◆ REQUEST ◆
The answer is a single number: how many lines hold the string "định".

_ _ _ _ _

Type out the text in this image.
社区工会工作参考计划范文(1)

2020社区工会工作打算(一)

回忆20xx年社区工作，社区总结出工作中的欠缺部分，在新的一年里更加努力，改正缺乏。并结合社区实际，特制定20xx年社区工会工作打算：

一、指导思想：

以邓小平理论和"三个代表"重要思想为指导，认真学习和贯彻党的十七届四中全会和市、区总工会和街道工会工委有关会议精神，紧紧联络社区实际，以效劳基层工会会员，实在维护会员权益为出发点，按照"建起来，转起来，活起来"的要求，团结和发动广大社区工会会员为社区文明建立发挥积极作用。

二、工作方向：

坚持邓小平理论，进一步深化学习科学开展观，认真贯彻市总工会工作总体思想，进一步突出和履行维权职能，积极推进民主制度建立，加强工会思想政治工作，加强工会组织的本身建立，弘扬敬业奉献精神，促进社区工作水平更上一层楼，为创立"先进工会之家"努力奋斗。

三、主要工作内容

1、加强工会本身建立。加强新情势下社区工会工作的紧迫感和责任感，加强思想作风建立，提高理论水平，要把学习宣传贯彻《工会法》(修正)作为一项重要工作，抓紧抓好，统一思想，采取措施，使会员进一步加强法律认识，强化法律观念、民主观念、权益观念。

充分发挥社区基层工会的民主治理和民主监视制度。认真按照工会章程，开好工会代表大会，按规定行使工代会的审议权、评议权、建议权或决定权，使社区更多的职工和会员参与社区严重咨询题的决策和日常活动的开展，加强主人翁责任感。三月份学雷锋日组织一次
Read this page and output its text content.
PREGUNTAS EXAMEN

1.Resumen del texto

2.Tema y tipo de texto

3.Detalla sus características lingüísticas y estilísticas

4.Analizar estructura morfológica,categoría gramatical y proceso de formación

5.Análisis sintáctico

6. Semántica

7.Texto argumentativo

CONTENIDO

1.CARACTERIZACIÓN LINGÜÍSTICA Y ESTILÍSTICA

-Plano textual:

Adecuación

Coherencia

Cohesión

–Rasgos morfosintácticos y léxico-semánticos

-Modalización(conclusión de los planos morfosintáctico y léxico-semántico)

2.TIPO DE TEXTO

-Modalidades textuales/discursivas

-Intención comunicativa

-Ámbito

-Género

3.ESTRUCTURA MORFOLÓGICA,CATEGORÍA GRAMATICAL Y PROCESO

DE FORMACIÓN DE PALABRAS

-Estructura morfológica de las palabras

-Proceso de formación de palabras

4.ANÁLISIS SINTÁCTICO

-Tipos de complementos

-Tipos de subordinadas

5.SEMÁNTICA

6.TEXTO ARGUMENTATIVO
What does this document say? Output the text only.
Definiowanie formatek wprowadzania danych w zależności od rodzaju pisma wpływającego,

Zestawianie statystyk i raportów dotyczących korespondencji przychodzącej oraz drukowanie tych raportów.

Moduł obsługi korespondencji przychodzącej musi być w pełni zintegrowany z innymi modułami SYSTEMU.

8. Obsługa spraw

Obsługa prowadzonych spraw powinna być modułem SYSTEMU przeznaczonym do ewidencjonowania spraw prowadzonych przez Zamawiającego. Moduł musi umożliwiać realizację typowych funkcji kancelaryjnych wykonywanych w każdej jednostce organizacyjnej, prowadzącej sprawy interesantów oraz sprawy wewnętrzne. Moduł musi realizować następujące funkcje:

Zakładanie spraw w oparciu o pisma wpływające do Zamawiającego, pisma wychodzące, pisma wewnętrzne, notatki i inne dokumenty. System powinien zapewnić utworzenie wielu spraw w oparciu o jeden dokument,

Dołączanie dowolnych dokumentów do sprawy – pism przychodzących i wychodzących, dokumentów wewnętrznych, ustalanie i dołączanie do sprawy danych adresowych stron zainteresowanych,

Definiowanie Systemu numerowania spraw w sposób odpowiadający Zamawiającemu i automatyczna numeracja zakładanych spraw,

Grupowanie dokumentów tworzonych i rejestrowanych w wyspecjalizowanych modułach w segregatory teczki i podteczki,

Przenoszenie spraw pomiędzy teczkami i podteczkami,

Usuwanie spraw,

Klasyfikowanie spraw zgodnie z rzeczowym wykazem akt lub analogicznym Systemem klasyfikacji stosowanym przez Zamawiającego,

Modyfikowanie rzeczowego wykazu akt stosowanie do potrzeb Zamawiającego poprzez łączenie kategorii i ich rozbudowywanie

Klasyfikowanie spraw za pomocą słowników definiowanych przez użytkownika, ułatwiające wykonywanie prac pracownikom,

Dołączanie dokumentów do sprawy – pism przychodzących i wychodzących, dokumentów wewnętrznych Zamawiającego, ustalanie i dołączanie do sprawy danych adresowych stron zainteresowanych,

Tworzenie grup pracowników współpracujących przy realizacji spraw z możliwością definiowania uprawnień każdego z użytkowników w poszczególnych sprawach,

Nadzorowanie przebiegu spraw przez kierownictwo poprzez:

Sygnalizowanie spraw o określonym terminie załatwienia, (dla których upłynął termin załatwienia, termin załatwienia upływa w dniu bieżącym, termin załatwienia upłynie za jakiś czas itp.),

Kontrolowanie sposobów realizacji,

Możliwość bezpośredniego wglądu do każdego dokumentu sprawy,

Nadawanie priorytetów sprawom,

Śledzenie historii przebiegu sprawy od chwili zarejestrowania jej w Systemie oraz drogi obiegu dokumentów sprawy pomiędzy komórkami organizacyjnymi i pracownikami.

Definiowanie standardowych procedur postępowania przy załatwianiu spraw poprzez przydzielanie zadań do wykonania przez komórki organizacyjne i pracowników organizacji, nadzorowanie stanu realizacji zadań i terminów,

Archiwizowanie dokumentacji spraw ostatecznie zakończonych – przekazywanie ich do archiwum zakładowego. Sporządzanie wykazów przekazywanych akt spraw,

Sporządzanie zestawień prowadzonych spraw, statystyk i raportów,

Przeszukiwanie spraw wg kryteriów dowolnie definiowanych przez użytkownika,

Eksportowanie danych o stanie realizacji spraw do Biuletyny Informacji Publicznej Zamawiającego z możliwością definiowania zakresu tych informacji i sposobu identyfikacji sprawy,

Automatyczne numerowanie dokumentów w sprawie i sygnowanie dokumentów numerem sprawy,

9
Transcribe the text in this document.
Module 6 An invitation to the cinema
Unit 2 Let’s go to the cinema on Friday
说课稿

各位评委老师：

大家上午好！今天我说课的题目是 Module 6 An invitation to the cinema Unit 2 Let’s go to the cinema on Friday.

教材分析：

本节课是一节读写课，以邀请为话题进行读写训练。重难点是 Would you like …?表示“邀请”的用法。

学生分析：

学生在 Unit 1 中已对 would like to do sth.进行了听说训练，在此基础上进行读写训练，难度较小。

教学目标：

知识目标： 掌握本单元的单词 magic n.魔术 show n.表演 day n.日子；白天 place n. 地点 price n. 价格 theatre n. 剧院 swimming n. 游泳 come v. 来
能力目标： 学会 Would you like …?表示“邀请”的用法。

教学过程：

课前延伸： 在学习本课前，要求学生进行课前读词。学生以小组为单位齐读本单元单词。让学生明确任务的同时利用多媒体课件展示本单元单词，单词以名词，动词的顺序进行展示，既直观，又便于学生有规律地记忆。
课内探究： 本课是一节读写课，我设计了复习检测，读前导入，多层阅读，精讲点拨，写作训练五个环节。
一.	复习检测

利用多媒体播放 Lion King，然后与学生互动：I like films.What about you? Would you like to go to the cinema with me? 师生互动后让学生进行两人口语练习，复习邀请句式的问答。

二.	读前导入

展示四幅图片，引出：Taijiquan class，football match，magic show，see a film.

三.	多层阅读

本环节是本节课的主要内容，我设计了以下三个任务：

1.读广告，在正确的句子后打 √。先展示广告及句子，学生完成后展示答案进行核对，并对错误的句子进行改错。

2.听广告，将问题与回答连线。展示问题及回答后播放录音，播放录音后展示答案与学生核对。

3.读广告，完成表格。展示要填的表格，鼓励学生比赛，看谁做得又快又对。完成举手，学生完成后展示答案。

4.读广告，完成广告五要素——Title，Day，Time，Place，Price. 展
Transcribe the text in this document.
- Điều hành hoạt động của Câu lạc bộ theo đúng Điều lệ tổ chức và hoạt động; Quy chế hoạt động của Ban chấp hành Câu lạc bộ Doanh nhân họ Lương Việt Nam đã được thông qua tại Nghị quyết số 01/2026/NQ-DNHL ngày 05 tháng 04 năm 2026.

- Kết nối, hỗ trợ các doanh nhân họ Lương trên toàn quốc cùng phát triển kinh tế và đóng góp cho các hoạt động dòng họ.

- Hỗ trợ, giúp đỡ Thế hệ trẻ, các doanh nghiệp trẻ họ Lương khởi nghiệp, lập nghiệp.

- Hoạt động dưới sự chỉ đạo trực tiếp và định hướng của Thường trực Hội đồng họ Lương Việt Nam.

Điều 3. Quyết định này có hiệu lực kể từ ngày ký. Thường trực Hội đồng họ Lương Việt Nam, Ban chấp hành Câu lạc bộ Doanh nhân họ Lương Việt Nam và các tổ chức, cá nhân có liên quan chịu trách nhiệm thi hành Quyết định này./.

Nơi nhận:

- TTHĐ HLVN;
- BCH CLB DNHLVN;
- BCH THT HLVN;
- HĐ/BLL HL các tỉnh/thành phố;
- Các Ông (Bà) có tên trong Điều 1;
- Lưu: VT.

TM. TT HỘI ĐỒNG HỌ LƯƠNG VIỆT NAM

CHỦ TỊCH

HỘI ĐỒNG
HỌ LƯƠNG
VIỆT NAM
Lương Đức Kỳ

_ _ _ _ _

◆ FINISHED TASK ◆
2